Required work: Your task is to quote the material that follows, in full and exactly.
>> Begin
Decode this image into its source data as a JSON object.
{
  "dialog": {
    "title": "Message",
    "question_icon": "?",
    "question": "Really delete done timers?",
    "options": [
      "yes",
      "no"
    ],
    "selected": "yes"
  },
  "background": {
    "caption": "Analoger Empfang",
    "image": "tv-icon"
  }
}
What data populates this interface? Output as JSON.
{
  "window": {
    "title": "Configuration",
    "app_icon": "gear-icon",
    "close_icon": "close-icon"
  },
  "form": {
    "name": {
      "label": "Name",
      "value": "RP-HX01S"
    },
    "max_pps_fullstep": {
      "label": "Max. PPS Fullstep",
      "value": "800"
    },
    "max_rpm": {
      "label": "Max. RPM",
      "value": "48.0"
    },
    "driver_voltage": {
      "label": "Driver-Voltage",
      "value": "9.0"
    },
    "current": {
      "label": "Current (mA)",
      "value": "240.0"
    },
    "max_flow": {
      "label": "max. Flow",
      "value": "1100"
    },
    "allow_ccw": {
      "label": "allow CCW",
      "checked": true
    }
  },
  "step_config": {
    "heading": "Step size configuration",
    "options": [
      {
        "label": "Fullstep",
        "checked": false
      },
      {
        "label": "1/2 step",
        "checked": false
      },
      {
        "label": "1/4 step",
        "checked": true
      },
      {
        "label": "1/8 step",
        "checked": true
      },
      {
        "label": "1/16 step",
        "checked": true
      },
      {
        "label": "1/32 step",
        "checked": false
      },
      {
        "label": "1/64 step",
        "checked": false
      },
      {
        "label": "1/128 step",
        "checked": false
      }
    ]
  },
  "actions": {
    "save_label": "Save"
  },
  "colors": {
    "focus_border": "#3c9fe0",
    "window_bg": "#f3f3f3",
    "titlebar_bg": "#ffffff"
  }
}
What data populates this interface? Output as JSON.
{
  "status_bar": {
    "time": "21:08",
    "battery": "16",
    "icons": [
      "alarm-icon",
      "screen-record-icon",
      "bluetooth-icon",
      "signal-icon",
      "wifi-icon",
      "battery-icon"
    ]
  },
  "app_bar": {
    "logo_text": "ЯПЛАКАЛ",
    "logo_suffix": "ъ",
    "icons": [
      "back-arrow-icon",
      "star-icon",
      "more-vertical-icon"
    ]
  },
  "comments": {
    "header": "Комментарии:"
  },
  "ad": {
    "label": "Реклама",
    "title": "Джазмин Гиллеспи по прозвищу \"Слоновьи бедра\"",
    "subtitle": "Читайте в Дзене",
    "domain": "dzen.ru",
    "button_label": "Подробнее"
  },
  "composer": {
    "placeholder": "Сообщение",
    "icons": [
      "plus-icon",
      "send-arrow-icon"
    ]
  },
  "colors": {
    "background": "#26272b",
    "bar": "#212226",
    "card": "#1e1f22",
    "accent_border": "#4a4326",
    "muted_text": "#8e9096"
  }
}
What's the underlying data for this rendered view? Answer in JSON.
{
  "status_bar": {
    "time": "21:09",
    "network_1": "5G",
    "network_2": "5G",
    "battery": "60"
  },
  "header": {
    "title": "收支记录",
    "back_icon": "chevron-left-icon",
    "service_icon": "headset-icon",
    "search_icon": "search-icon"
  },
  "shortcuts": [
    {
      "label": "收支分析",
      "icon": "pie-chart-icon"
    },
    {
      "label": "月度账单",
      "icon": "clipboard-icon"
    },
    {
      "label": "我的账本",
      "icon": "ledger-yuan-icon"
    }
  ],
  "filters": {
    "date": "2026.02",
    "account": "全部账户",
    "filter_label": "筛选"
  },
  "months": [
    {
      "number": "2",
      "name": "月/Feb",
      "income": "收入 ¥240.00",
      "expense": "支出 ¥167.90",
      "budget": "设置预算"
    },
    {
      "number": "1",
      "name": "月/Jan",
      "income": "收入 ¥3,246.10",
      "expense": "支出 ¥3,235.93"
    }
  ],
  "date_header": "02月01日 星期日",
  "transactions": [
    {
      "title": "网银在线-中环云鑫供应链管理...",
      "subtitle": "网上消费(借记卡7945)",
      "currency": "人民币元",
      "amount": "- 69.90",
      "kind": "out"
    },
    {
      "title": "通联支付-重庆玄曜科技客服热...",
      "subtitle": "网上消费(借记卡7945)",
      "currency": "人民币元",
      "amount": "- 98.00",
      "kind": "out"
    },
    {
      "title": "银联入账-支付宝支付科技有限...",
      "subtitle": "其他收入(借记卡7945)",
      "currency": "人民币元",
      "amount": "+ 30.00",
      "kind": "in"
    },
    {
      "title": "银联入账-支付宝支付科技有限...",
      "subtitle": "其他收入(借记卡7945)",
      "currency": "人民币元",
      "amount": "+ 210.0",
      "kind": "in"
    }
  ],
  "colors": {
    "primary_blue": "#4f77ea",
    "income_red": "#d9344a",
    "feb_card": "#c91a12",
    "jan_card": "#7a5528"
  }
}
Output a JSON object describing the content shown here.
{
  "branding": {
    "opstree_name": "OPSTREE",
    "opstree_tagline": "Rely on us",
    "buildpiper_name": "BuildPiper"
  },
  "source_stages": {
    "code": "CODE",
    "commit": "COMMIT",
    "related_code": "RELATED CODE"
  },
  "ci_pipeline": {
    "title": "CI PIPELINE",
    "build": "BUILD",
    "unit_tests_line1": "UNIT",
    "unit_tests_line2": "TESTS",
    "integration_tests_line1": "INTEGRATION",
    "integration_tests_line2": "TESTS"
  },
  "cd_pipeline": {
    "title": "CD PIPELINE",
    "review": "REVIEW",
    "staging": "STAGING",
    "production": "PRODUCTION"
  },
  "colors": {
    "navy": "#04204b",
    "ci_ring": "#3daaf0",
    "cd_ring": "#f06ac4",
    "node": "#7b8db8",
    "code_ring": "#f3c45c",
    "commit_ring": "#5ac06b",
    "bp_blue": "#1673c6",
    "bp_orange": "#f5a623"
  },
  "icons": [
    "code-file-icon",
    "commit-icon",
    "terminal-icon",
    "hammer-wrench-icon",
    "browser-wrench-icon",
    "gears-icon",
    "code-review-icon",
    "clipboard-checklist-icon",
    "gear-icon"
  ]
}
>> End
Result:
Decode this image into its source data as a JSON object.
{
  "dialog": {
    "title": "Message",
    "question_icon": "?",
    "question": "Really delete done timers?",
    "options": [
      "yes",
      "no"
    ],
    "selected": "yes"
  },
  "background": {
    "caption": "Analoger Empfang",
    "image": "tv-icon"
  }
}
What data populates this interface? Output as JSON.
{
  "window": {
    "title": "Configuration",
    "app_icon": "gear-icon",
    "close_icon": "close-icon"
  },
  "form": {
    "name": {
      "label": "Name",
      "value": "RP-HX01S"
    },
    "max_pps_fullstep": {
      "label": "Max. PPS Fullstep",
      "value": "800"
    },
    "max_rpm": {
      "label": "Max. RPM",
      "value": "48.0"
    },
    "driver_voltage": {
      "label": "Driver-Voltage",
      "value": "9.0"
    },
    "current": {
      "label": "Current (mA)",
      "value": "240.0"
    },
    "max_flow": {
      "label": "max. Flow",
      "value": "1100"
    },
    "allow_ccw": {
      "label": "allow CCW",
      "checked": true
    }
  },
  "step_config": {
    "heading": "Step size configuration",
    "options": [
      {
        "label": "Fullstep",
        "checked": false
      },
      {
        "label": "1/2 step",
        "checked": false
      },
      {
        "label": "1/4 step",
        "checked": true
      },
      {
        "label": "1/8 step",
        "checked": true
      },
      {
        "label": "1/16 step",
        "checked": true
      },
      {
        "label": "1/32 step",
        "checked": false
      },
      {
        "label": "1/64 step",
        "checked": false
      },
      {
        "label": "1/128 step",
        "checked": false
      }
    ]
  },
  "actions": {
    "save_label": "Save"
  },
  "colors": {
    "focus_border": "#3c9fe0",
    "window_bg": "#f3f3f3",
    "titlebar_bg": "#ffffff"
  }
}
What data populates this interface? Output as JSON.
{
  "status_bar": {
    "time": "21:08",
    "battery": "16",
    "icons": [
      "alarm-icon",
      "screen-record-icon",
      "bluetooth-icon",
      "signal-icon",
      "wifi-icon",
      "battery-icon"
    ]
  },
  "app_bar": {
    "logo_text": "ЯПЛАКАЛ",
    "logo_suffix": "ъ",
    "icons": [
      "back-arrow-icon",
      "star-icon",
      "more-vertical-icon"
    ]
  },
  "comments": {
    "header": "Комментарии:"
  },
  "ad": {
    "label": "Реклама",
    "title": "Джазмин Гиллеспи по прозвищу \"Слоновьи бедра\"",
    "subtitle": "Читайте в Дзене",
    "domain": "dzen.ru",
    "button_label": "Подробнее"
  },
  "composer": {
    "placeholder": "Сообщение",
    "icons": [
      "plus-icon",
      "send-arrow-icon"
    ]
  },
  "colors": {
    "background": "#26272b",
    "bar": "#212226",
    "card": "#1e1f22",
    "accent_border": "#4a4326",
    "muted_text": "#8e9096"
  }
}
What's the underlying data for this rendered view? Answer in JSON.
{
  "status_bar": {
    "time": "21:09",
    "network_1": "5G",
    "network_2": "5G",
    "battery": "60"
  },
  "header": {
    "title": "收支记录",
    "back_icon": "chevron-left-icon",
    "service_icon": "headset-icon",
    "search_icon": "search-icon"
  },
  "shortcuts": [
    {
      "label": "收支分析",
      "icon": "pie-chart-icon"
    },
    {
      "label": "月度账单",
      "icon": "clipboard-icon"
    },
    {
      "label": "我的账本",
      "icon": "ledger-yuan-icon"
    }
  ],
  "filters": {
    "date": "2026.02",
    "account": "全部账户",
    "filter_label": "筛选"
  },
  "months": [
    {
      "number": "2",
      "name": "月/Feb",
      "income": "收入 ¥240.00",
      "expense": "支出 ¥167.90",
      "budget": "设置预算"
    },
    {
      "number": "1",
      "name": "月/Jan",
      "income": "收入 ¥3,246.10",
      "expense": "支出 ¥3,235.93"
    }
  ],
  "date_header": "02月01日 星期日",
  "transactions": [
    {
      "title": "网银在线-中环云鑫供应链管理...",
      "subtitle": "网上消费(借记卡7945)",
      "currency": "人民币元",
      "amount": "- 69.90",
      "kind": "out"
    },
    {
      "title": "通联支付-重庆玄曜科技客服热...",
      "subtitle": "网上消费(借记卡7945)",
      "currency": "人民币元",
      "amount": "- 98.00",
      "kind": "out"
    },
    {
      "title": "银联入账-支付宝支付科技有限...",
      "subtitle": "其他收入(借记卡7945)",
      "currency": "人民币元",
      "amount": "+ 30.00",
      "kind": "in"
    },
    {
      "title": "银联入账-支付宝支付科技有限...",
      "subtitle": "其他收入(借记卡7945)",
      "currency": "人民币元",
      "amount": "+ 210.0",
      "kind": "in"
    }
  ],
  "colors": {
    "primary_blue": "#4f77ea",
    "income_red": "#d9344a",
    "feb_card": "#c91a12",
    "jan_card": "#7a5528"
  }
}
Output a JSON object describing the content shown here.
{
  "branding": {
    "opstree_name": "OPSTREE",
    "opstree_tagline": "Rely on us",
    "buildpiper_name": "BuildPiper"
  },
  "source_stages": {
    "code": "CODE",
    "commit": "COMMIT",
    "related_code": "RELATED CODE"
  },
  "ci_pipeline": {
    "title": "CI PIPELINE",
    "build": "BUILD",
    "unit_tests_line1": "UNIT",
    "unit_tests_line2": "TESTS",
    "integration_tests_line1": "INTEGRATION",
    "integration_tests_line2": "TESTS"
  },
  "cd_pipeline": {
    "title": "CD PIPELINE",
    "review": "REVIEW",
    "staging": "STAGING",
    "production": "PRODUCTION"
  },
  "colors": {
    "navy": "#04204b",
    "ci_ring": "#3daaf0",
    "cd_ring": "#f06ac4",
    "node": "#7b8db8",
    "code_ring": "#f3c45c",
    "commit_ring": "#5ac06b",
    "bp_blue": "#1673c6",
    "bp_orange": "#f5a623"
  },
  "icons": [
    "code-file-icon",
    "commit-icon",
    "terminal-icon",
    "hammer-wrench-icon",
    "browser-wrench-icon",
    "gears-icon",
    "code-review-icon",
    "clipboard-checklist-icon",
    "gear-icon"
  ]
}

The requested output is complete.